(Dataset records)
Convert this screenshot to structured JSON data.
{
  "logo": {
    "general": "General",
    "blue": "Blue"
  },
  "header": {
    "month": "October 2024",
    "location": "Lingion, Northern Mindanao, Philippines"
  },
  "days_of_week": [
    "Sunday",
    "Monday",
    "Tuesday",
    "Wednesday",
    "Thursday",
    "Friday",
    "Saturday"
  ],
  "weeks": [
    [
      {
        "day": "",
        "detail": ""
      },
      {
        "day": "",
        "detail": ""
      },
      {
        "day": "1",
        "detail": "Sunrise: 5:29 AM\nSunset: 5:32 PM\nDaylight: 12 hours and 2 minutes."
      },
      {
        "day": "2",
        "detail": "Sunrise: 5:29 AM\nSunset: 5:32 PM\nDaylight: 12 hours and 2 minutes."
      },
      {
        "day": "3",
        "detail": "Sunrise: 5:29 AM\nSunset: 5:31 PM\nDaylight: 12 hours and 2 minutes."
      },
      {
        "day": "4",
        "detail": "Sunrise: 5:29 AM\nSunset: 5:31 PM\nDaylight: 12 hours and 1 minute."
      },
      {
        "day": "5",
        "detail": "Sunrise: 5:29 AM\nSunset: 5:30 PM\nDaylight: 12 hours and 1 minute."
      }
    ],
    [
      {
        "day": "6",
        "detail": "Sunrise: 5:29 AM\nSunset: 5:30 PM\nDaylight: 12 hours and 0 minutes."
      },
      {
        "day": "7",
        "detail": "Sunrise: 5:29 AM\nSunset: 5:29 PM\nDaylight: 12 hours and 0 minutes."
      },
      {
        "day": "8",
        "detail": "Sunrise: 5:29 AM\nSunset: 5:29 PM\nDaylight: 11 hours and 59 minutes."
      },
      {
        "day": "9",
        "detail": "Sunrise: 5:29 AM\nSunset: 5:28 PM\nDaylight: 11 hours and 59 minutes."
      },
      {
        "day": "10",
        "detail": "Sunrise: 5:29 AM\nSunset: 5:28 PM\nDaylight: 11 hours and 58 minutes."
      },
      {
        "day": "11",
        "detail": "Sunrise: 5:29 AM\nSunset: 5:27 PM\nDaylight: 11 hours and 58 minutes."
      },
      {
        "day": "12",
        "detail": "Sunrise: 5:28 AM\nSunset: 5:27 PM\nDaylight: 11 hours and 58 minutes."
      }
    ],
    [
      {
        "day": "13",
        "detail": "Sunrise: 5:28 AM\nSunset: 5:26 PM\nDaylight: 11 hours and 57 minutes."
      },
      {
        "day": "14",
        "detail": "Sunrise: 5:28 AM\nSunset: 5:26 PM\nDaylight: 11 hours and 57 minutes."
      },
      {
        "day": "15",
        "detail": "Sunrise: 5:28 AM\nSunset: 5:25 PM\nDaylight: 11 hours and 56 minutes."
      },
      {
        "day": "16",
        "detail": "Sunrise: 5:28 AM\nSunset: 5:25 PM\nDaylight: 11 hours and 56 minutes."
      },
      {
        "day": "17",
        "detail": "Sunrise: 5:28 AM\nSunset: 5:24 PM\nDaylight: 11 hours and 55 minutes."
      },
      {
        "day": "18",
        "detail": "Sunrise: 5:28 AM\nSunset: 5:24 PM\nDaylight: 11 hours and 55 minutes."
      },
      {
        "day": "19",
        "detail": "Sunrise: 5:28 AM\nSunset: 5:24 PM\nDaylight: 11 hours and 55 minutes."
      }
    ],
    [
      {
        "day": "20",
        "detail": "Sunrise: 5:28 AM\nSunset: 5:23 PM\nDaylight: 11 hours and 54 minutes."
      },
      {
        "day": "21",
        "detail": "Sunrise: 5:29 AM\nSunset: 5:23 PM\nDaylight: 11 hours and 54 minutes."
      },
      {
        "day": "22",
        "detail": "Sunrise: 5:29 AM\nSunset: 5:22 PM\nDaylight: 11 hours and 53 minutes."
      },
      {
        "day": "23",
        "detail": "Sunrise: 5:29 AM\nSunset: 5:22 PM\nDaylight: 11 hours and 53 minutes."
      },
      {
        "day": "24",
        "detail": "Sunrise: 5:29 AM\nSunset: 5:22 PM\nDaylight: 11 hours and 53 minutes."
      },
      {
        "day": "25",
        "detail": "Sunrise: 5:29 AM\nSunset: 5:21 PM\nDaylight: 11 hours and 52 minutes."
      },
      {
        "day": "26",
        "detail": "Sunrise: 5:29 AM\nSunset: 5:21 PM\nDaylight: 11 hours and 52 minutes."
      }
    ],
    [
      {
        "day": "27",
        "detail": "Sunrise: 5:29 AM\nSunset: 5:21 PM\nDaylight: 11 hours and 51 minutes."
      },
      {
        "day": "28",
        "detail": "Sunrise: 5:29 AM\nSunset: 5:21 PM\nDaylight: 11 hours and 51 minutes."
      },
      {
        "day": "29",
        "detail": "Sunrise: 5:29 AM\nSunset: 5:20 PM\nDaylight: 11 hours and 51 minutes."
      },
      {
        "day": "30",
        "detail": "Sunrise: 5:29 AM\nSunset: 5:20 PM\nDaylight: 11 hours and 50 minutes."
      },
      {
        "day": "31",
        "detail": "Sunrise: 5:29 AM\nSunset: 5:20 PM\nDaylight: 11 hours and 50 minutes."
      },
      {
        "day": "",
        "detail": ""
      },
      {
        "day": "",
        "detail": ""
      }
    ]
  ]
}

• WHAT THIS TASK INVOLVES:
Write each line above out exactly.

• COMPLETE OUTPUT:
Convert this screenshot to structured JSON data.
{
  "logo": {
    "general": "General",
    "blue": "Blue"
  },
  "header": {
    "month": "October 2024",
    "location": "Lingion, Northern Mindanao, Philippines"
  },
  "days_of_week": [
    "Sunday",
    "Monday",
    "Tuesday",
    "Wednesday",
    "Thursday",
    "Friday",
    "Saturday"
  ],
  "weeks": [
    [
      {
        "day": "",
        "detail": ""
      },
      {
        "day": "",
        "detail": ""
      },
      {
        "day": "1",
        "detail": "Sunrise: 5:29 AM\nSunset: 5:32 PM\nDaylight: 12 hours and 2 minutes."
      },
      {
        "day": "2",
        "detail": "Sunrise: 5:29 AM\nSunset: 5:32 PM\nDaylight: 12 hours and 2 minutes."
      },
      {
        "day": "3",
        "detail": "Sunrise: 5:29 AM\nSunset: 5:31 PM\nDaylight: 12 hours and 2 minutes."
      },
      {
        "day": "4",
        "detail": "Sunrise: 5:29 AM\nSunset: 5:31 PM\nDaylight: 12 hours and 1 minute."
      },
      {
        "day": "5",
        "detail": "Sunrise: 5:29 AM\nSunset: 5:30 PM\nDaylight: 12 hours and 1 minute."
      }
    ],
    [
      {
        "day": "6",
        "detail": "Sunrise: 5:29 AM\nSunset: 5:30 PM\nDaylight: 12 hours and 0 minutes."
      },
      {
        "day": "7",
        "detail": "Sunrise: 5:29 AM\nSunset: 5:29 PM\nDaylight: 12 hours and 0 minutes."
      },
      {
        "day": "8",
        "detail": "Sunrise: 5:29 AM\nSunset: 5:29 PM\nDaylight: 11 hours and 59 minutes."
      },
      {
        "day": "9",
        "detail": "Sunrise: 5:29 AM\nSunset: 5:28 PM\nDaylight: 11 hours and 59 minutes."
      },
      {
        "day": "10",
        "detail": "Sunrise: 5:29 AM\nSunset: 5:28 PM\nDaylight: 11 hours and 58 minutes."
      },
      {
        "day": "11",
        "detail": "Sunrise: 5:29 AM\nSunset: 5:27 PM\nDaylight: 11 hours and 58 minutes."
      },
      {
        "day": "12",
        "detail": "Sunrise: 5:28 AM\nSunset: 5:27 PM\nDaylight: 11 hours and 58 minutes."
      }
    ],
    [
      {
        "day": "13",
        "detail": "Sunrise: 5:28 AM\nSunset: 5:26 PM\nDaylight: 11 hours and 57 minutes."
      },
      {
        "day": "14",
        "detail": "Sunrise: 5:28 AM\nSunset: 5:26 PM\nDaylight: 11 hours and 57 minutes."
      },
      {
        "day": "15",
        "detail": "Sunrise: 5:28 AM\nSunset: 5:25 PM\nDaylight: 11 hours and 56 minutes."
      },
      {
        "day": "16",
        "detail": "Sunrise: 5:28 AM\nSunset: 5:25 PM\nDaylight: 11 hours and 56 minutes."
      },
      {
        "day": "17",
        "detail": "Sunrise: 5:28 AM\nSunset: 5:24 PM\nDaylight: 11 hours and 55 minutes."
      },
      {
        "day": "18",
        "detail": "Sunrise: 5:28 AM\nSunset: 5:24 PM\nDaylight: 11 hours and 55 minutes."
      },
      {
        "day": "19",
        "detail": "Sunrise: 5:28 AM\nSunset: 5:24 PM\nDaylight: 11 hours and 55 minutes."
      }
    ],
    [
      {
        "day": "20",
        "detail": "Sunrise: 5:28 AM\nSunset: 5:23 PM\nDaylight: 11 hours and 54 minutes."
      },
      {
        "day": "21",
        "detail": "Sunrise: 5:29 AM\nSunset: 5:23 PM\nDaylight: 11 hours and 54 minutes."
      },
      {
        "day": "22",
        "detail": "Sunrise: 5:29 AM\nSunset: 5:22 PM\nDaylight: 11 hours and 53 minutes."
      },
      {
        "day": "23",
        "detail": "Sunrise: 5:29 AM\nSunset: 5:22 PM\nDaylight: 11 hours and 53 minutes."
      },
      {
        "day": "24",
        "detail": "Sunrise: 5:29 AM\nSunset: 5:22 PM\nDaylight: 11 hours and 53 minutes."
      },
      {
        "day": "25",
        "detail": "Sunrise: 5:29 AM\nSunset: 5:21 PM\nDaylight: 11 hours and 52 minutes."
      },
      {
        "day": "26",
        "detail": "Sunrise: 5:29 AM\nSunset: 5:21 PM\nDaylight: 11 hours and 52 minutes."
      }
    ],
    [
      {
        "day": "27",
        "detail": "Sunrise: 5:29 AM\nSunset: 5:21 PM\nDaylight: 11 hours and 51 minutes."
      },
      {
        "day": "28",
        "detail": "Sunrise: 5:29 AM\nSunset: 5:21 PM\nDaylight: 11 hours and 51 minutes."
      },
      {
        "day": "29",
        "detail": "Sunrise: 5:29 AM\nSunset: 5:20 PM\nDaylight: 11 hours and 51 minutes."
      },
      {
        "day": "30",
        "detail": "Sunrise: 5:29 AM\nSunset: 5:20 PM\nDaylight: 11 hours and 50 minutes."
      },
      {
        "day": "31",
        "detail": "Sunrise: 5:29 AM\nSunset: 5:20 PM\nDaylight: 11 hours and 50 minutes."
      },
      {
        "day": "",
        "detail": ""
      },
      {
        "day": "",
        "detail": ""
      }
    ]
  ]
}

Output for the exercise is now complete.